## PROBLEM REQUIREMENTS
Output only the count of lines that contain "向量数据库".

+++ ENTRIES SUPPLIED +++

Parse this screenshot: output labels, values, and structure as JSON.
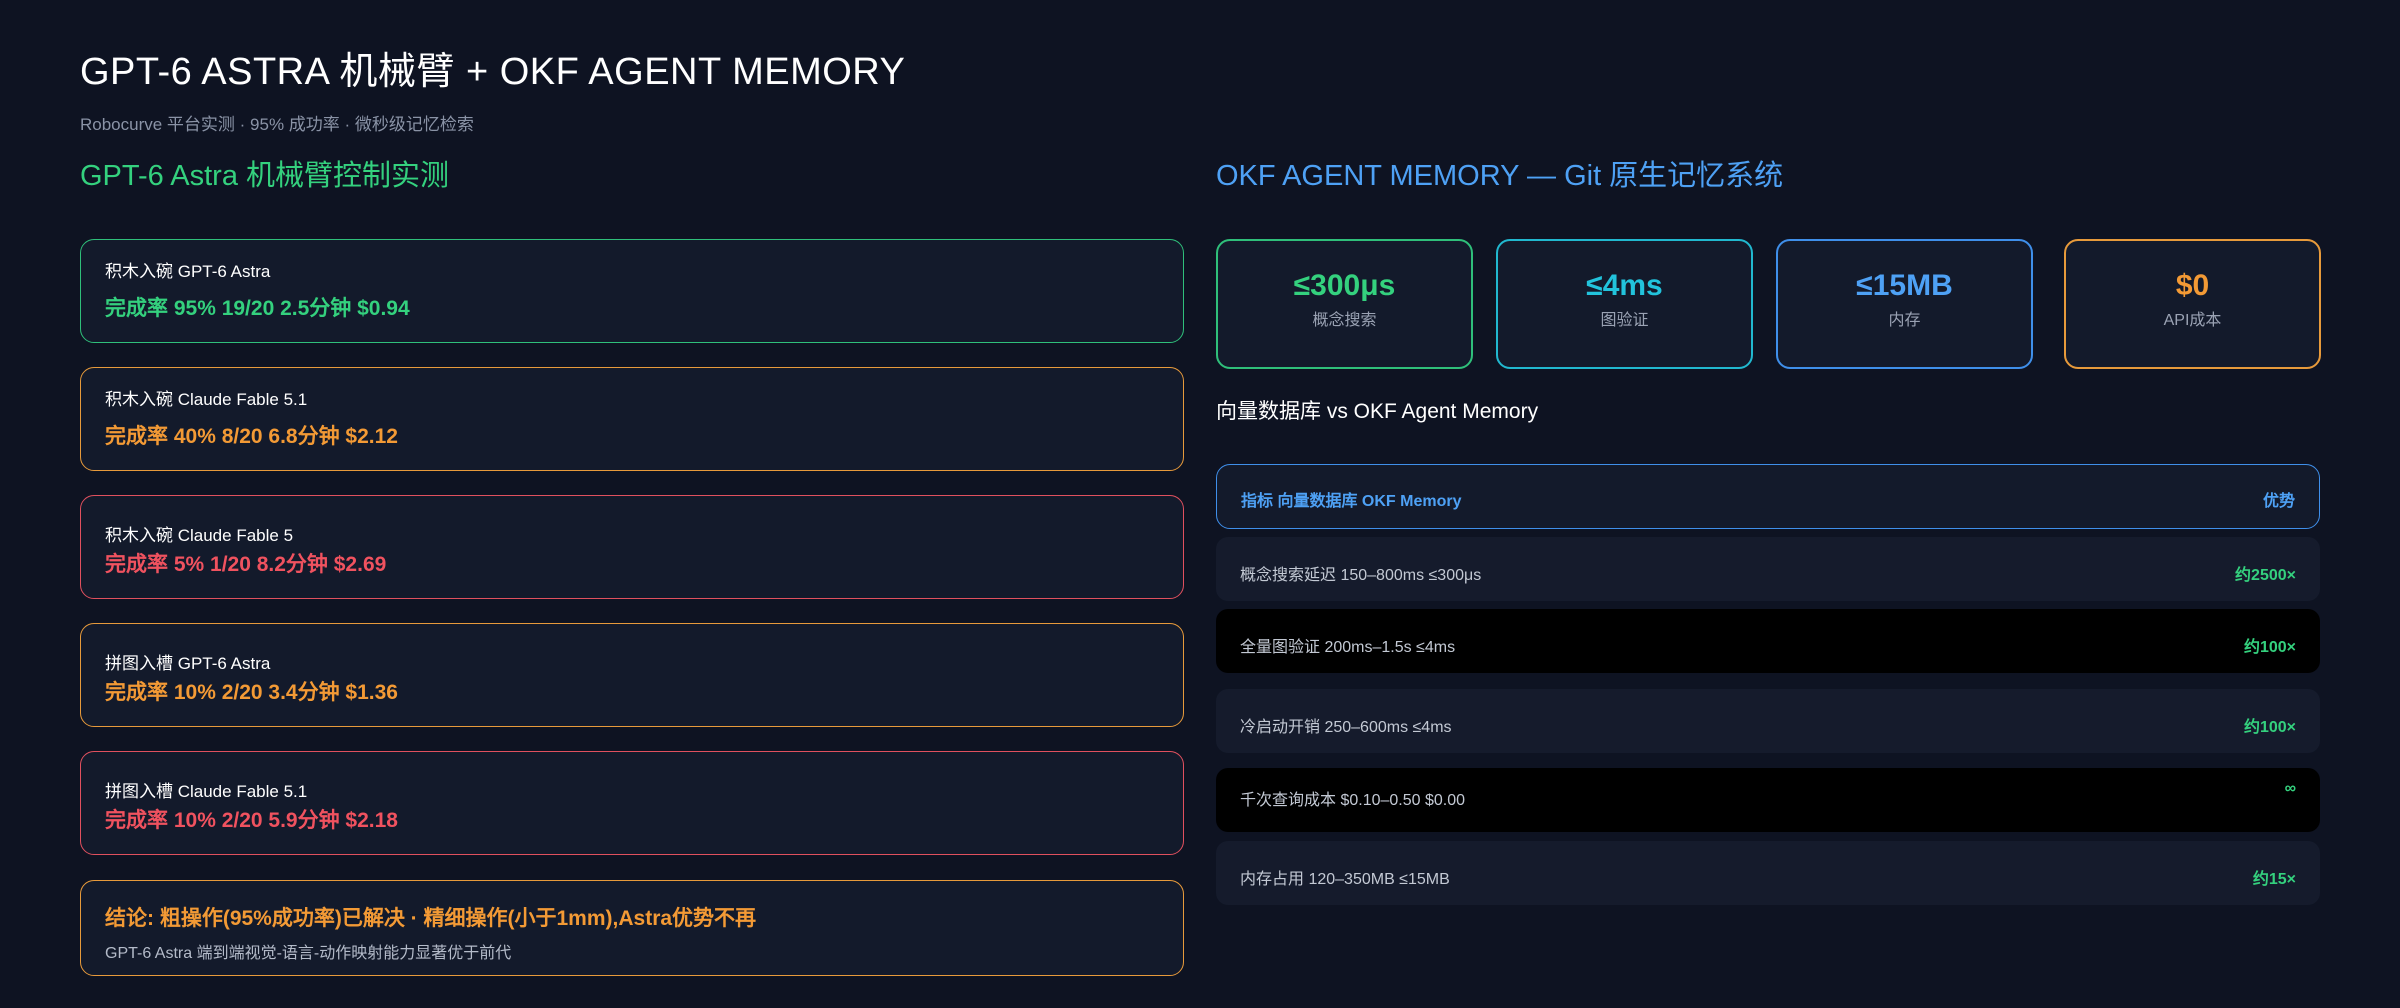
{
  "header": {
    "title": "GPT-6 ASTRA 机械臂 + OKF AGENT MEMORY",
    "subtitle": "Robocurve 平台实测 · 95% 成功率 · 微秒级记忆检索"
  },
  "left": {
    "section_title": "GPT-6 Astra 机械臂控制实测",
    "cards": [
      {
        "title": "积木入碗 GPT-6 Astra",
        "stat": "完成率 95% 19/20 2.5分钟 $0.94",
        "color": "#34d17e"
      },
      {
        "title": "积木入碗 Claude Fable 5.1",
        "stat": "完成率 40% 8/20 6.8分钟 $2.12",
        "color": "#f39a35"
      },
      {
        "title": "积木入碗 Claude Fable 5",
        "stat": "完成率 5% 1/20 8.2分钟 $2.69",
        "color": "#f0525f"
      },
      {
        "title": "拼图入槽 GPT-6 Astra",
        "stat": "完成率 10% 2/20 3.4分钟 $1.36",
        "color": "#f39a35"
      },
      {
        "title": "拼图入槽 Claude Fable 5.1",
        "stat": "完成率 10% 2/20 5.9分钟 $2.18",
        "color": "#f0525f"
      }
    ],
    "conclusion": {
      "title": "结论: 粗操作(95%成功率)已解决 · 精细操作(小于1mm),Astra优势不再",
      "subtitle": "GPT-6 Astra 端到端视觉-语言-动作映射能力显著优于前代"
    }
  },
  "right": {
    "section_title": "OKF AGENT MEMORY — Git 原生记忆系统",
    "metrics": [
      {
        "value": "≤300μs",
        "label": "概念搜索",
        "color": "#34d17e"
      },
      {
        "value": "≤4ms",
        "label": "图验证",
        "color": "#22c3dc"
      },
      {
        "value": "≤15MB",
        "label": "内存",
        "color": "#4ea1f5"
      },
      {
        "value": "$0",
        "label": "API成本",
        "color": "#f39a35"
      }
    ],
    "compare_title": "向量数据库 vs OKF Agent Memory",
    "table_header": {
      "left": "指标 向量数据库 OKF Memory",
      "right": "优势"
    },
    "rows": [
      {
        "label": "概念搜索延迟 150–800ms ≤300μs",
        "advantage": "约2500×"
      },
      {
        "label": "全量图验证 200ms–1.5s ≤4ms",
        "advantage": "约100×"
      },
      {
        "label": "冷启动开销 250–600ms ≤4ms",
        "advantage": "约100×"
      },
      {
        "label": "千次查询成本 $0.10–0.50 $0.00",
        "advantage": "∞"
      },
      {
        "label": "内存占用 120–350MB ≤15MB",
        "advantage": "约15×"
      }
    ]
  }
}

+++

## ANSWER
2